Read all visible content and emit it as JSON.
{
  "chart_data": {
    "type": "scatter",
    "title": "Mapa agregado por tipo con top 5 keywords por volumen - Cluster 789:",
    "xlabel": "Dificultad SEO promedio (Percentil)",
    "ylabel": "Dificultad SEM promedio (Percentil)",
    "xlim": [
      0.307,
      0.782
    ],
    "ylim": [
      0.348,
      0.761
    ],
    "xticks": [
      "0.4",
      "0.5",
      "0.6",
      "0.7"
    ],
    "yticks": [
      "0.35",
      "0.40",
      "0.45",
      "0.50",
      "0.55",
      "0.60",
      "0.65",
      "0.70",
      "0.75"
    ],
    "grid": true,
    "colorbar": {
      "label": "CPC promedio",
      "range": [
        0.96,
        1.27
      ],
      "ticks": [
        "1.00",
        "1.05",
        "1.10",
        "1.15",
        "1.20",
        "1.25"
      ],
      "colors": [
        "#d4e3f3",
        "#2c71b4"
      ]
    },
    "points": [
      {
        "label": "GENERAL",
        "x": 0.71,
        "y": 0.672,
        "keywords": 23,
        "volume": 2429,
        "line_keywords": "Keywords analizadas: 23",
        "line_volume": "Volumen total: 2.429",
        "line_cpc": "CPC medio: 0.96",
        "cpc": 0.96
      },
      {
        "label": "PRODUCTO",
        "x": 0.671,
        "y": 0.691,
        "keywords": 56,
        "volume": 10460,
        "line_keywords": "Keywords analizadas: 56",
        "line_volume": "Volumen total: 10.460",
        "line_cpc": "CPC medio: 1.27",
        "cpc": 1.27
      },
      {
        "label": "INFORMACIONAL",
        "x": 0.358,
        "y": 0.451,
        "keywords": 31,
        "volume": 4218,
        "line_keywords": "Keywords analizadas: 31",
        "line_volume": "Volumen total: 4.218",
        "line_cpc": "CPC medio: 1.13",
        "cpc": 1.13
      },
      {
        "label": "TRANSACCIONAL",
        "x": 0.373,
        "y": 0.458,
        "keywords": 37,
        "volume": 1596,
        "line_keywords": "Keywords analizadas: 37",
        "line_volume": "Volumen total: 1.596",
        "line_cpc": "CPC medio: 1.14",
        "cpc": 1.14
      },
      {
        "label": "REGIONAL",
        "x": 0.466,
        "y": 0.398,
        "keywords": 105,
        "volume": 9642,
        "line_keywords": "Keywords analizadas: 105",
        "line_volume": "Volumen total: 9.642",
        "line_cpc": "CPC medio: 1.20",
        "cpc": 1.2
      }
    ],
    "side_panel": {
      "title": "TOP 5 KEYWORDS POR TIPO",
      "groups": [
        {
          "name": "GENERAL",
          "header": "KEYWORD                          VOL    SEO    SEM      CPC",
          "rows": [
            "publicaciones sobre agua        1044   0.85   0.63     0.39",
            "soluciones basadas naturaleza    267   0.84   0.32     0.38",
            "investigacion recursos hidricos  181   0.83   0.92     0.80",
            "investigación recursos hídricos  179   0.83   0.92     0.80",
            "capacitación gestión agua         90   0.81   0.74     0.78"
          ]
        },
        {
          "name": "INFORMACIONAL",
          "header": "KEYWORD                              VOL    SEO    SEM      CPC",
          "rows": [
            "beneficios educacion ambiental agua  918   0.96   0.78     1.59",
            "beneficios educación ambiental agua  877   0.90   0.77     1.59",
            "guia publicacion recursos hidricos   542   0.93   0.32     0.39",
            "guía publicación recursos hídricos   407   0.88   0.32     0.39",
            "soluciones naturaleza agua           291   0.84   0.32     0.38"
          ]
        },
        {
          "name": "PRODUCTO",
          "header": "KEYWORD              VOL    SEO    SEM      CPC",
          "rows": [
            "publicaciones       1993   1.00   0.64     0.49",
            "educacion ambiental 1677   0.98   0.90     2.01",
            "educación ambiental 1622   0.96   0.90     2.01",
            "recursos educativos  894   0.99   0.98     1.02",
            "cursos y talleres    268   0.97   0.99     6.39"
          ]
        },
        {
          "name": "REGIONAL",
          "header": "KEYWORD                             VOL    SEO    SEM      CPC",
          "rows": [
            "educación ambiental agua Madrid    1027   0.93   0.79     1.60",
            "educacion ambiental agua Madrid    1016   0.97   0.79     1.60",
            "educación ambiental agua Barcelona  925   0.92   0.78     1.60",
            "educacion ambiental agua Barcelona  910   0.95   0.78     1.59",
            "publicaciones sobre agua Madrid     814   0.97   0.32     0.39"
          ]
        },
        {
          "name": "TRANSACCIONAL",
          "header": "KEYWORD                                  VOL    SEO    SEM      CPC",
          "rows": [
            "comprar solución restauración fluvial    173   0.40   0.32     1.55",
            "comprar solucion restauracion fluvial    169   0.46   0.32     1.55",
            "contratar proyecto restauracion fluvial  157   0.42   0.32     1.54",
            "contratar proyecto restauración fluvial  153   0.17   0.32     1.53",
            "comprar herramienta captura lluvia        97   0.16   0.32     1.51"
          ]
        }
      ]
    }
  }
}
........
| Exercise |
Restate the whole listing exactly, leaving out nothing.

| Exercise result |
Read all visible content and emit it as JSON.
{
  "chart_data": {
    "type": "scatter",
    "title": "Mapa agregado por tipo con top 5 keywords por volumen - Cluster 789:",
    "xlabel": "Dificultad SEO promedio (Percentil)",
    "ylabel": "Dificultad SEM promedio (Percentil)",
    "xlim": [
      0.307,
      0.782
    ],
    "ylim": [
      0.348,
      0.761
    ],
    "xticks": [
      "0.4",
      "0.5",
      "0.6",
      "0.7"
    ],
    "yticks": [
      "0.35",
      "0.40",
      "0.45",
      "0.50",
      "0.55",
      "0.60",
      "0.65",
      "0.70",
      "0.75"
    ],
    "grid": true,
    "colorbar": {
      "label": "CPC promedio",
      "range": [
        0.96,
        1.27
      ],
      "ticks": [
        "1.00",
        "1.05",
        "1.10",
        "1.15",
        "1.20",
        "1.25"
      ],
      "colors": [
        "#d4e3f3",
        "#2c71b4"
      ]
    },
    "points": [
      {
        "label": "GENERAL",
        "x": 0.71,
        "y": 0.672,
        "keywords": 23,
        "volume": 2429,
        "line_keywords": "Keywords analizadas: 23",
        "line_volume": "Volumen total: 2.429",
        "line_cpc": "CPC medio: 0.96",
        "cpc": 0.96
      },
      {
        "label": "PRODUCTO",
        "x": 0.671,
        "y": 0.691,
        "keywords": 56,
        "volume": 10460,
        "line_keywords": "Keywords analizadas: 56",
        "line_volume": "Volumen total: 10.460",
        "line_cpc": "CPC medio: 1.27",
        "cpc": 1.27
      },
      {
        "label": "INFORMACIONAL",
        "x": 0.358,
        "y": 0.451,
        "keywords": 31,
        "volume": 4218,
        "line_keywords": "Keywords analizadas: 31",
        "line_volume": "Volumen total: 4.218",
        "line_cpc": "CPC medio: 1.13",
        "cpc": 1.13
      },
      {
        "label": "TRANSACCIONAL",
        "x": 0.373,
        "y": 0.458,
        "keywords": 37,
        "volume": 1596,
        "line_keywords": "Keywords analizadas: 37",
        "line_volume": "Volumen total: 1.596",
        "line_cpc": "CPC medio: 1.14",
        "cpc": 1.14
      },
      {
        "label": "REGIONAL",
        "x": 0.466,
        "y": 0.398,
        "keywords": 105,
        "volume": 9642,
        "line_keywords": "Keywords analizadas: 105",
        "line_volume": "Volumen total: 9.642",
        "line_cpc": "CPC medio: 1.20",
        "cpc": 1.2
      }
    ],
    "side_panel": {
      "title": "TOP 5 KEYWORDS POR TIPO",
      "groups": [
        {
          "name": "GENERAL",
          "header": "KEYWORD                          VOL    SEO    SEM      CPC",
          "rows": [
            "publicaciones sobre agua        1044   0.85   0.63     0.39",
            "soluciones basadas naturaleza    267   0.84   0.32     0.38",
            "investigacion recursos hidricos  181   0.83   0.92     0.80",
            "investigación recursos hídricos  179   0.83   0.92     0.80",
            "capacitación gestión agua         90   0.81   0.74     0.78"
          ]
        },
        {
          "name": "INFORMACIONAL",
          "header": "KEYWORD                              VOL    SEO    SEM      CPC",
          "rows": [
            "beneficios educacion ambiental agua  918   0.96   0.78     1.59",
            "beneficios educación ambiental agua  877   0.90   0.77     1.59",
            "guia publicacion recursos hidricos   542   0.93   0.32     0.39",
            "guía publicación recursos hídricos   407   0.88   0.32     0.39",
            "soluciones naturaleza agua           291   0.84   0.32     0.38"
          ]
        },
        {
          "name": "PRODUCTO",
          "header": "KEYWORD              VOL    SEO    SEM      CPC",
          "rows": [
            "publicaciones       1993   1.00   0.64     0.49",
            "educacion ambiental 1677   0.98   0.90     2.01",
            "educación ambiental 1622   0.96   0.90     2.01",
            "recursos educativos  894   0.99   0.98     1.02",
            "cursos y talleres    268   0.97   0.99     6.39"
          ]
        },
        {
          "name": "REGIONAL",
          "header": "KEYWORD                             VOL    SEO    SEM      CPC",
          "rows": [
            "educación ambiental agua Madrid    1027   0.93   0.79     1.60",
            "educacion ambiental agua Madrid    1016   0.97   0.79     1.60",
            "educación ambiental agua Barcelona  925   0.92   0.78     1.60",
            "educacion ambiental agua Barcelona  910   0.95   0.78     1.59",
            "publicaciones sobre agua Madrid     814   0.97   0.32     0.39"
          ]
        },
        {
          "name": "TRANSACCIONAL",
          "header": "KEYWORD                                  VOL    SEO    SEM      CPC",
          "rows": [
            "comprar solución restauración fluvial    173   0.40   0.32     1.55",
            "comprar solucion restauracion fluvial    169   0.46   0.32     1.55",
            "contratar proyecto restauracion fluvial  157   0.42   0.32     1.54",
            "contratar proyecto restauración fluvial  153   0.17   0.32     1.53",
            "comprar herramienta captura lluvia        97   0.16   0.32     1.51"
          ]
        }
      ]
    }
  }
}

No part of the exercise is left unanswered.